_Extracted entries_
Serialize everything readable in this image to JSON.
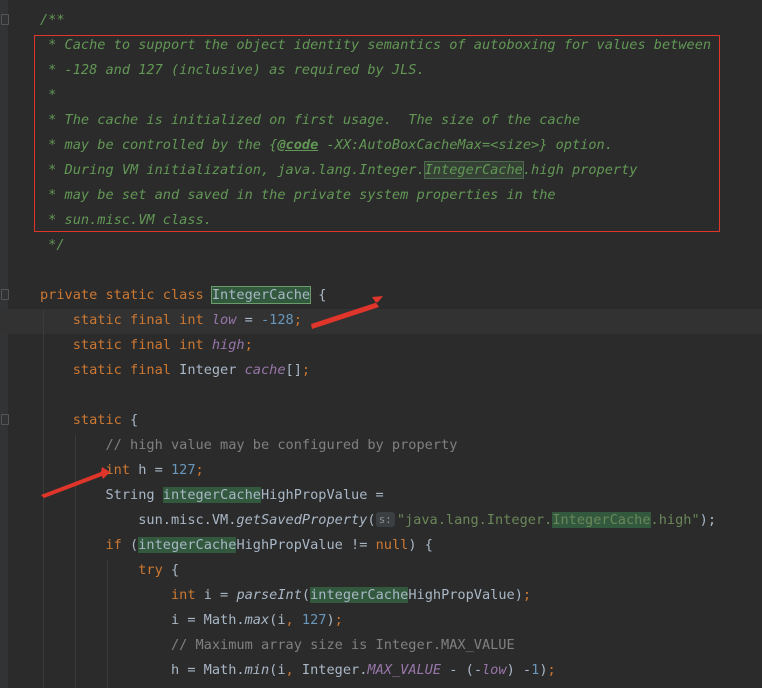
{
  "editor": {
    "lines": [
      [
        {
          "t": "/**",
          "c": "doc"
        }
      ],
      [
        {
          "t": " * Cache to support the object identity semantics of autoboxing for values between",
          "c": "doc"
        }
      ],
      [
        {
          "t": " * -128 and 127 (inclusive) as required by JLS.",
          "c": "doc"
        }
      ],
      [
        {
          "t": " *",
          "c": "doc"
        }
      ],
      [
        {
          "t": " * The cache is initialized on first usage.  The size of the cache",
          "c": "doc"
        }
      ],
      [
        {
          "t": " * may be controlled by the {",
          "c": "doc"
        },
        {
          "t": "@code",
          "c": "doctag"
        },
        {
          "t": " -XX:AutoBoxCacheMax=<size>} option.",
          "c": "doc"
        }
      ],
      [
        {
          "t": " * During VM initialization, java.lang.Integer.",
          "c": "doc"
        },
        {
          "t": "IntegerCache",
          "c": "doc doc-hl"
        },
        {
          "t": ".high property",
          "c": "doc"
        }
      ],
      [
        {
          "t": " * may be set and saved in the private system properties in the",
          "c": "doc"
        }
      ],
      [
        {
          "t": " * sun.misc.VM class.",
          "c": "doc"
        }
      ],
      [
        {
          "t": " */",
          "c": "doc"
        }
      ],
      [],
      [
        {
          "t": "private static class ",
          "c": "kw"
        },
        {
          "t": "IntegerCache",
          "c": "plain hl-box"
        },
        {
          "t": " {",
          "c": "plain"
        }
      ],
      [
        {
          "t": "    static final int ",
          "c": "kw"
        },
        {
          "t": "low",
          "c": "field"
        },
        {
          "t": " = ",
          "c": "plain"
        },
        {
          "t": "-128",
          "c": "num"
        },
        {
          "t": ";",
          "c": "kw"
        }
      ],
      [
        {
          "t": "    static final int ",
          "c": "kw"
        },
        {
          "t": "high",
          "c": "field"
        },
        {
          "t": ";",
          "c": "kw"
        }
      ],
      [
        {
          "t": "    static final ",
          "c": "kw"
        },
        {
          "t": "Integer ",
          "c": "plain"
        },
        {
          "t": "cache",
          "c": "field"
        },
        {
          "t": "[]",
          "c": "plain"
        },
        {
          "t": ";",
          "c": "kw"
        }
      ],
      [],
      [
        {
          "t": "    static ",
          "c": "kw"
        },
        {
          "t": "{",
          "c": "plain"
        }
      ],
      [
        {
          "t": "        // high value may be configured by property",
          "c": "cm"
        }
      ],
      [
        {
          "t": "        int ",
          "c": "kw"
        },
        {
          "t": "h = ",
          "c": "plain"
        },
        {
          "t": "127",
          "c": "num"
        },
        {
          "t": ";",
          "c": "kw"
        }
      ],
      [
        {
          "t": "        String ",
          "c": "plain"
        },
        {
          "t": "integerCache",
          "c": "plain hl"
        },
        {
          "t": "HighPropValue =",
          "c": "plain"
        }
      ],
      [
        {
          "t": "            sun.misc.VM.",
          "c": "plain"
        },
        {
          "t": "getSavedProperty",
          "c": "plain mi"
        },
        {
          "t": "(",
          "c": "plain"
        },
        {
          "t": "s:",
          "c": "hint"
        },
        {
          "t": "\"java.lang.Integer.",
          "c": "str"
        },
        {
          "t": "IntegerCache",
          "c": "str hl"
        },
        {
          "t": ".high\"",
          "c": "str"
        },
        {
          "t": ");",
          "c": "plain"
        }
      ],
      [
        {
          "t": "        if ",
          "c": "kw"
        },
        {
          "t": "(",
          "c": "plain"
        },
        {
          "t": "integerCache",
          "c": "plain hl"
        },
        {
          "t": "HighPropValue != ",
          "c": "plain"
        },
        {
          "t": "null",
          "c": "kw"
        },
        {
          "t": ") {",
          "c": "plain"
        }
      ],
      [
        {
          "t": "            try ",
          "c": "kw"
        },
        {
          "t": "{",
          "c": "plain"
        }
      ],
      [
        {
          "t": "                int ",
          "c": "kw"
        },
        {
          "t": "i = ",
          "c": "plain"
        },
        {
          "t": "parseInt",
          "c": "plain mi"
        },
        {
          "t": "(",
          "c": "plain"
        },
        {
          "t": "integerCache",
          "c": "plain hl"
        },
        {
          "t": "HighPropValue)",
          "c": "plain"
        },
        {
          "t": ";",
          "c": "kw"
        }
      ],
      [
        {
          "t": "                i = Math.",
          "c": "plain"
        },
        {
          "t": "max",
          "c": "plain mi"
        },
        {
          "t": "(i",
          "c": "plain"
        },
        {
          "t": ", ",
          "c": "kw"
        },
        {
          "t": "127",
          "c": "num"
        },
        {
          "t": ")",
          "c": "plain"
        },
        {
          "t": ";",
          "c": "kw"
        }
      ],
      [
        {
          "t": "                // Maximum array size is Integer.MAX_VALUE",
          "c": "cm"
        }
      ],
      [
        {
          "t": "                h = Math.",
          "c": "plain"
        },
        {
          "t": "min",
          "c": "plain mi"
        },
        {
          "t": "(i",
          "c": "plain"
        },
        {
          "t": ", ",
          "c": "kw"
        },
        {
          "t": "Integer.",
          "c": "plain"
        },
        {
          "t": "MAX_VALUE",
          "c": "const"
        },
        {
          "t": " - (-",
          "c": "plain"
        },
        {
          "t": "low",
          "c": "field"
        },
        {
          "t": ") -",
          "c": "plain"
        },
        {
          "t": "1",
          "c": "num"
        },
        {
          "t": ")",
          "c": "plain"
        },
        {
          "t": ";",
          "c": "kw"
        }
      ]
    ]
  },
  "colors": {
    "background": "#2b2b2b",
    "annotation_red": "#e0352b"
  }
}
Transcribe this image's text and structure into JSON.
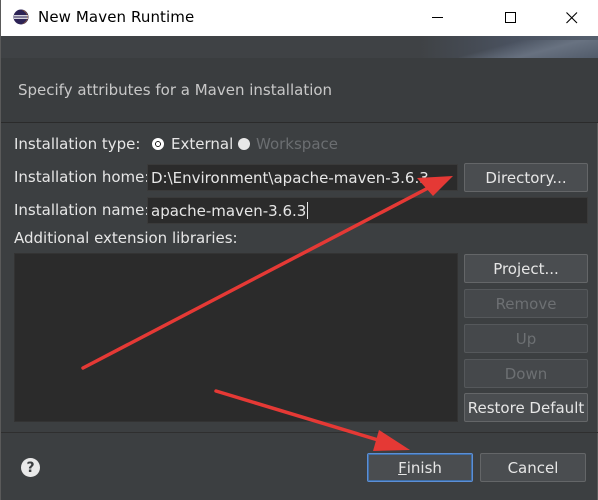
{
  "window": {
    "title": "New Maven Runtime"
  },
  "banner": {
    "message": "Specify attributes for a Maven installation"
  },
  "form": {
    "installation_type_label": "Installation type:",
    "radio_external_label": "External",
    "radio_workspace_label": "Workspace",
    "selected_type": "External",
    "installation_home_label": "Installation home:",
    "installation_home_value": "D:\\Environment\\apache-maven-3.6.3",
    "directory_button": "Directory...",
    "installation_name_label": "Installation name:",
    "installation_name_value": "apache-maven-3.6.3",
    "extension_libraries_label": "Additional extension libraries:"
  },
  "side_buttons": {
    "project": "Project...",
    "remove": "Remove",
    "up": "Up",
    "down": "Down",
    "restore_default": "Restore Default"
  },
  "footer": {
    "help_symbol": "?",
    "finish_mnemonic": "F",
    "finish_rest": "inish",
    "cancel": "Cancel"
  },
  "colors": {
    "dialog_bg": "#3c3f41",
    "field_bg": "#2b2b2b",
    "arrow": "#e53935"
  },
  "icons": [
    "eclipse-icon",
    "minimize-icon",
    "maximize-icon",
    "close-icon",
    "help-icon"
  ]
}
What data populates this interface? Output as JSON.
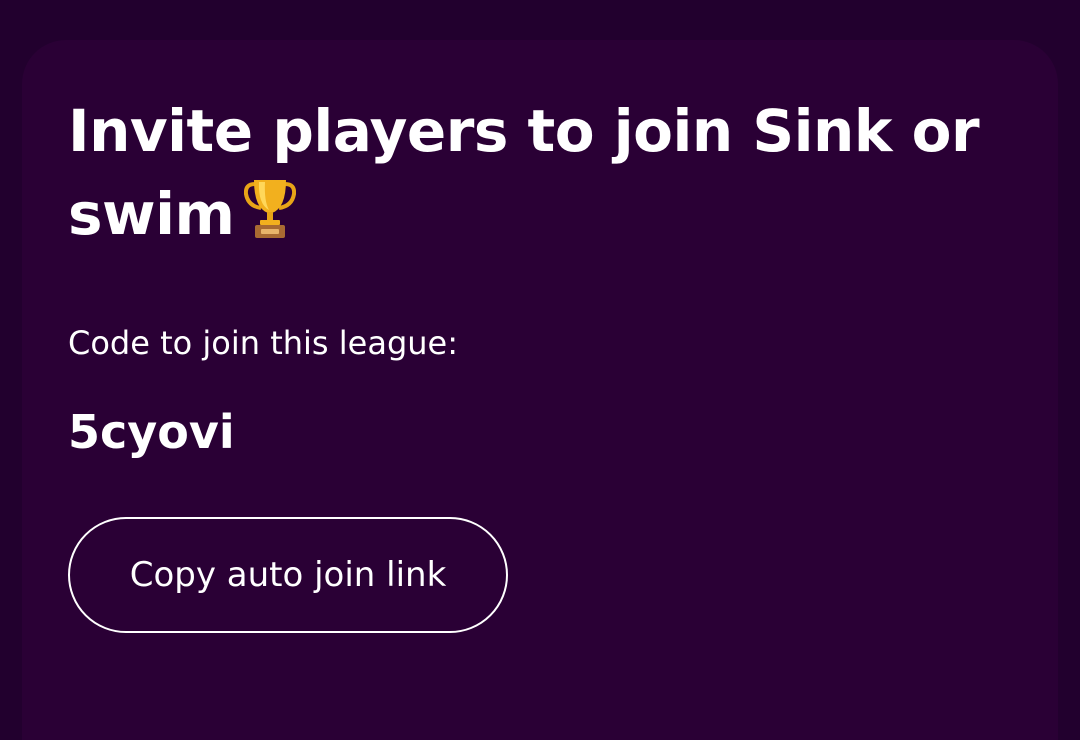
{
  "invite": {
    "title": "Invite players to join Sink or swim",
    "title_icon": "trophy-icon",
    "code_label": "Code to join this league:",
    "code_value": "5cyovi",
    "copy_button_label": "Copy auto join link"
  },
  "colors": {
    "page_background": "#22002e",
    "card_background": "#2a0035",
    "text": "#ffffff",
    "trophy_gold": "#f2b01e",
    "trophy_base": "#a86a32"
  }
}
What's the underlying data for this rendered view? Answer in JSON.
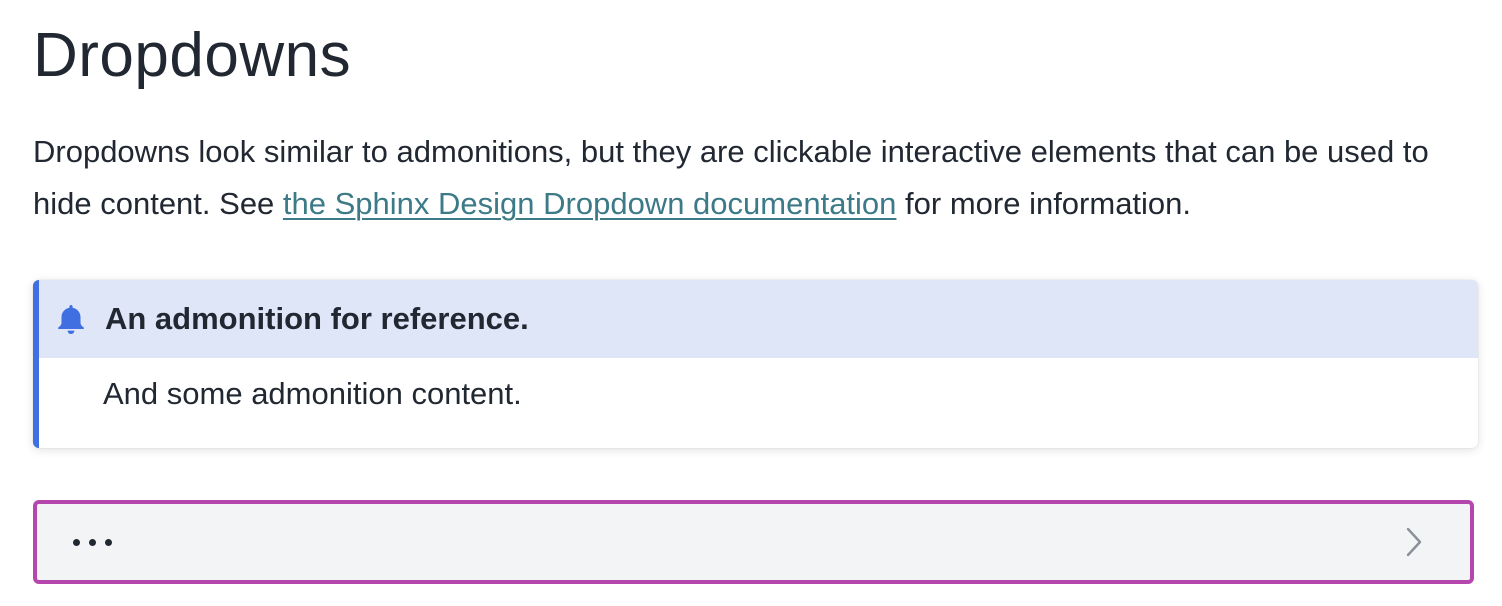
{
  "page": {
    "heading": "Dropdowns",
    "intro_before_link": "Dropdowns look similar to admonitions, but they are clickable interactive elements that can be used to hide content. See ",
    "intro_link_text": "the Sphinx Design Dropdown documentation",
    "intro_after_link": " for more information."
  },
  "admonition": {
    "icon": "bell-icon",
    "title": "An admonition for reference.",
    "body": "And some admonition content.",
    "accent_color": "#3f6fe0",
    "title_bg_color": "#dfe6f8"
  },
  "dropdown": {
    "icon_left": "ellipsis-icon",
    "icon_right": "chevron-right-icon",
    "border_color": "#b546ad",
    "bg_color": "#f3f4f6"
  },
  "colors": {
    "text": "#222832",
    "link": "#3c7a87"
  }
}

_Work instructions_
Return each line in the records that holds the string "join".

_In response_
    "title": "Invite players to join Sink or swim",
    "code_label": "Code to join this league:",
    "copy_button_label": "Copy auto join link"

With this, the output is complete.